Stated problem: Every entry that follows should be reproduced exactly.

Raw records:
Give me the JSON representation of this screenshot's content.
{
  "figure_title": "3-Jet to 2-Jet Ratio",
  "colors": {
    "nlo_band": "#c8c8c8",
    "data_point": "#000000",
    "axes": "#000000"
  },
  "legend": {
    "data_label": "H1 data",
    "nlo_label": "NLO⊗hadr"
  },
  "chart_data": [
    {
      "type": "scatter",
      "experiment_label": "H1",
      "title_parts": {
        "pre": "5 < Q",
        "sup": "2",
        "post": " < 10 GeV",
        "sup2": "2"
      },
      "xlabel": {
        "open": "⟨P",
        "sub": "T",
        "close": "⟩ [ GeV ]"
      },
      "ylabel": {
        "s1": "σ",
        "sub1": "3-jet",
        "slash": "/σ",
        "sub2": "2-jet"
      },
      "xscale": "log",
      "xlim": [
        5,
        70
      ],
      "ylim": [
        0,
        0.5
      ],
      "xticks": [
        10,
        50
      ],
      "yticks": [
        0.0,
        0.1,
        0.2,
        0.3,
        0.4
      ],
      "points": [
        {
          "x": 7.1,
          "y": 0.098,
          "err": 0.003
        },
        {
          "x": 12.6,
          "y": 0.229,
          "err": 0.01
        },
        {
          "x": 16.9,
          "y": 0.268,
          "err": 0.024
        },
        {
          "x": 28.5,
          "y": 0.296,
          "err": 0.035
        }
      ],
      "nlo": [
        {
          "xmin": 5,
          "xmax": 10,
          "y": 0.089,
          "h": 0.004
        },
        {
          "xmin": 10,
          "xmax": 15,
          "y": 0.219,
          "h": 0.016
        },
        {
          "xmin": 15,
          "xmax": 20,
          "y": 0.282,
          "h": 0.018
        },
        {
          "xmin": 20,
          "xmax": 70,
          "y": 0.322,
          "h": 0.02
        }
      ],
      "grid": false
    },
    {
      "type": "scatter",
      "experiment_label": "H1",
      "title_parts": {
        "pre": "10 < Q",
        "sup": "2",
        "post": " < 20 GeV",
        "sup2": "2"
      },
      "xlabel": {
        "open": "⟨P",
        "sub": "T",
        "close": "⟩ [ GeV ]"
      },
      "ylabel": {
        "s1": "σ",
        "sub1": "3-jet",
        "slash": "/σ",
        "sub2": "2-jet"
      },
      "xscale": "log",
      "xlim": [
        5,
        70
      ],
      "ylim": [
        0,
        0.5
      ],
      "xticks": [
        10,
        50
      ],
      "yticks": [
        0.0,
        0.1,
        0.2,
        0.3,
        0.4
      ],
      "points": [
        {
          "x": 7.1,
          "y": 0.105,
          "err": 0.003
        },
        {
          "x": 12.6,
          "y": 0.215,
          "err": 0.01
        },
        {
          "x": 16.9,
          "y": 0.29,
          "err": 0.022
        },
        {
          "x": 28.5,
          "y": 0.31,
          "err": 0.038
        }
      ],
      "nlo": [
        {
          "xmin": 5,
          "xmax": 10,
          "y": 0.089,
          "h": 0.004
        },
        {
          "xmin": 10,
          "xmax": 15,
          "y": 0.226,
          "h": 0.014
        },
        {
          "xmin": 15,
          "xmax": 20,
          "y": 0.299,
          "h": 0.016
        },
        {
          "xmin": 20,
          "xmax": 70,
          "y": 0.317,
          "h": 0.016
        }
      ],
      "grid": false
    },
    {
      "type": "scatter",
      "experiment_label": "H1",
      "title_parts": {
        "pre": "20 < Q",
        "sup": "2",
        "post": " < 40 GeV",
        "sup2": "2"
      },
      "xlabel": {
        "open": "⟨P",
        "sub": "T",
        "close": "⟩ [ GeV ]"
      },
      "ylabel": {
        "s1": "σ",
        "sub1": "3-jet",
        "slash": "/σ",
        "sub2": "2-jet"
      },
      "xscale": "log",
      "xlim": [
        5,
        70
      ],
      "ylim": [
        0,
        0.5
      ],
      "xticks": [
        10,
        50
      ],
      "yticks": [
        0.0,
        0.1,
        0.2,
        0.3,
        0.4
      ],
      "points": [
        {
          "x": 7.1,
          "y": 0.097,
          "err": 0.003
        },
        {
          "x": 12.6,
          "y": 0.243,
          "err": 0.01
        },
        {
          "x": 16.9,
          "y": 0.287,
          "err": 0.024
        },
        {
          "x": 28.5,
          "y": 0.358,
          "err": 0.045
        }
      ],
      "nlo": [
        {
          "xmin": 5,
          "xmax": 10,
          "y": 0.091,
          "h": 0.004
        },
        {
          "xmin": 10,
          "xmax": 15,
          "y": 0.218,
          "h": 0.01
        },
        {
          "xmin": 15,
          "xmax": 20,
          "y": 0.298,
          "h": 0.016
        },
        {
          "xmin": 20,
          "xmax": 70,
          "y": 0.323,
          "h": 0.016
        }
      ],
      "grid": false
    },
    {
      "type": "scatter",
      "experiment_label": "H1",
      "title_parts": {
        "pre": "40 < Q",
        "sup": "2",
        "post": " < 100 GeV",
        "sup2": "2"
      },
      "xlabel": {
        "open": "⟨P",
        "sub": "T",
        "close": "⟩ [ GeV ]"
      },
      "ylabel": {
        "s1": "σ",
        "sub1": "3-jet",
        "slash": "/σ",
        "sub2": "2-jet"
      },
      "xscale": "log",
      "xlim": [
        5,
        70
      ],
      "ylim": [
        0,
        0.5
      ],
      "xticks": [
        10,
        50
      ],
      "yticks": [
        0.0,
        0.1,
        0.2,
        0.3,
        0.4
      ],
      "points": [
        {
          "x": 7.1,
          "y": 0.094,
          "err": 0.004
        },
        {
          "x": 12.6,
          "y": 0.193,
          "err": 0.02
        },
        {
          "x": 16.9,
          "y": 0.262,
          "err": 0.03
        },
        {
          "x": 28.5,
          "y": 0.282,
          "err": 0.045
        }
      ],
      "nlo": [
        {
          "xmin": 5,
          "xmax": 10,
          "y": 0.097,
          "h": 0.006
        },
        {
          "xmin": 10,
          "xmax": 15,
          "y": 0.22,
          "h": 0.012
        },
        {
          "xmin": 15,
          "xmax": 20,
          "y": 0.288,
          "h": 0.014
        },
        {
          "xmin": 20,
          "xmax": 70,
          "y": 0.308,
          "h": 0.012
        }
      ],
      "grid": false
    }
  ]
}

Answer for the task:
Give me the JSON representation of this screenshot's content.
{
  "figure_title": "3-Jet to 2-Jet Ratio",
  "colors": {
    "nlo_band": "#c8c8c8",
    "data_point": "#000000",
    "axes": "#000000"
  },
  "legend": {
    "data_label": "H1 data",
    "nlo_label": "NLO⊗hadr"
  },
  "chart_data": [
    {
      "type": "scatter",
      "experiment_label": "H1",
      "title_parts": {
        "pre": "5 < Q",
        "sup": "2",
        "post": " < 10 GeV",
        "sup2": "2"
      },
      "xlabel": {
        "open": "⟨P",
        "sub": "T",
        "close": "⟩ [ GeV ]"
      },
      "ylabel": {
        "s1": "σ",
        "sub1": "3-jet",
        "slash": "/σ",
        "sub2": "2-jet"
      },
      "xscale": "log",
      "xlim": [
        5,
        70
      ],
      "ylim": [
        0,
        0.5
      ],
      "xticks": [
        10,
        50
      ],
      "yticks": [
        0.0,
        0.1,
        0.2,
        0.3,
        0.4
      ],
      "points": [
        {
          "x": 7.1,
          "y": 0.098,
          "err": 0.003
        },
        {
          "x": 12.6,
          "y": 0.229,
          "err": 0.01
        },
        {
          "x": 16.9,
          "y": 0.268,
          "err": 0.024
        },
        {
          "x": 28.5,
          "y": 0.296,
          "err": 0.035
        }
      ],
      "nlo": [
        {
          "xmin": 5,
          "xmax": 10,
          "y": 0.089,
          "h": 0.004
        },
        {
          "xmin": 10,
          "xmax": 15,
          "y": 0.219,
          "h": 0.016
        },
        {
          "xmin": 15,
          "xmax": 20,
          "y": 0.282,
          "h": 0.018
        },
        {
          "xmin": 20,
          "xmax": 70,
          "y": 0.322,
          "h": 0.02
        }
      ],
      "grid": false
    },
    {
      "type": "scatter",
      "experiment_label": "H1",
      "title_parts": {
        "pre": "10 < Q",
        "sup": "2",
        "post": " < 20 GeV",
        "sup2": "2"
      },
      "xlabel": {
        "open": "⟨P",
        "sub": "T",
        "close": "⟩ [ GeV ]"
      },
      "ylabel": {
        "s1": "σ",
        "sub1": "3-jet",
        "slash": "/σ",
        "sub2": "2-jet"
      },
      "xscale": "log",
      "xlim": [
        5,
        70
      ],
      "ylim": [
        0,
        0.5
      ],
      "xticks": [
        10,
        50
      ],
      "yticks": [
        0.0,
        0.1,
        0.2,
        0.3,
        0.4
      ],
      "points": [
        {
          "x": 7.1,
          "y": 0.105,
          "err": 0.003
        },
        {
          "x": 12.6,
          "y": 0.215,
          "err": 0.01
        },
        {
          "x": 16.9,
          "y": 0.29,
          "err": 0.022
        },
        {
          "x": 28.5,
          "y": 0.31,
          "err": 0.038
        }
      ],
      "nlo": [
        {
          "xmin": 5,
          "xmax": 10,
          "y": 0.089,
          "h": 0.004
        },
        {
          "xmin": 10,
          "xmax": 15,
          "y": 0.226,
          "h": 0.014
        },
        {
          "xmin": 15,
          "xmax": 20,
          "y": 0.299,
          "h": 0.016
        },
        {
          "xmin": 20,
          "xmax": 70,
          "y": 0.317,
          "h": 0.016
        }
      ],
      "grid": false
    },
    {
      "type": "scatter",
      "experiment_label": "H1",
      "title_parts": {
        "pre": "20 < Q",
        "sup": "2",
        "post": " < 40 GeV",
        "sup2": "2"
      },
      "xlabel": {
        "open": "⟨P",
        "sub": "T",
        "close": "⟩ [ GeV ]"
      },
      "ylabel": {
        "s1": "σ",
        "sub1": "3-jet",
        "slash": "/σ",
        "sub2": "2-jet"
      },
      "xscale": "log",
      "xlim": [
        5,
        70
      ],
      "ylim": [
        0,
        0.5
      ],
      "xticks": [
        10,
        50
      ],
      "yticks": [
        0.0,
        0.1,
        0.2,
        0.3,
        0.4
      ],
      "points": [
        {
          "x": 7.1,
          "y": 0.097,
          "err": 0.003
        },
        {
          "x": 12.6,
          "y": 0.243,
          "err": 0.01
        },
        {
          "x": 16.9,
          "y": 0.287,
          "err": 0.024
        },
        {
          "x": 28.5,
          "y": 0.358,
          "err": 0.045
        }
      ],
      "nlo": [
        {
          "xmin": 5,
          "xmax": 10,
          "y": 0.091,
          "h": 0.004
        },
        {
          "xmin": 10,
          "xmax": 15,
          "y": 0.218,
          "h": 0.01
        },
        {
          "xmin": 15,
          "xmax": 20,
          "y": 0.298,
          "h": 0.016
        },
        {
          "xmin": 20,
          "xmax": 70,
          "y": 0.323,
          "h": 0.016
        }
      ],
      "grid": false
    },
    {
      "type": "scatter",
      "experiment_label": "H1",
      "title_parts": {
        "pre": "40 < Q",
        "sup": "2",
        "post": " < 100 GeV",
        "sup2": "2"
      },
      "xlabel": {
        "open": "⟨P",
        "sub": "T",
        "close": "⟩ [ GeV ]"
      },
      "ylabel": {
        "s1": "σ",
        "sub1": "3-jet",
        "slash": "/σ",
        "sub2": "2-jet"
      },
      "xscale": "log",
      "xlim": [
        5,
        70
      ],
      "ylim": [
        0,
        0.5
      ],
      "xticks": [
        10,
        50
      ],
      "yticks": [
        0.0,
        0.1,
        0.2,
        0.3,
        0.4
      ],
      "points": [
        {
          "x": 7.1,
          "y": 0.094,
          "err": 0.004
        },
        {
          "x": 12.6,
          "y": 0.193,
          "err": 0.02
        },
        {
          "x": 16.9,
          "y": 0.262,
          "err": 0.03
        },
        {
          "x": 28.5,
          "y": 0.282,
          "err": 0.045
        }
      ],
      "nlo": [
        {
          "xmin": 5,
          "xmax": 10,
          "y": 0.097,
          "h": 0.006
        },
        {
          "xmin": 10,
          "xmax": 15,
          "y": 0.22,
          "h": 0.012
        },
        {
          "xmin": 15,
          "xmax": 20,
          "y": 0.288,
          "h": 0.014
        },
        {
          "xmin": 20,
          "xmax": 70,
          "y": 0.308,
          "h": 0.012
        }
      ],
      "grid": false
    }
  ]
}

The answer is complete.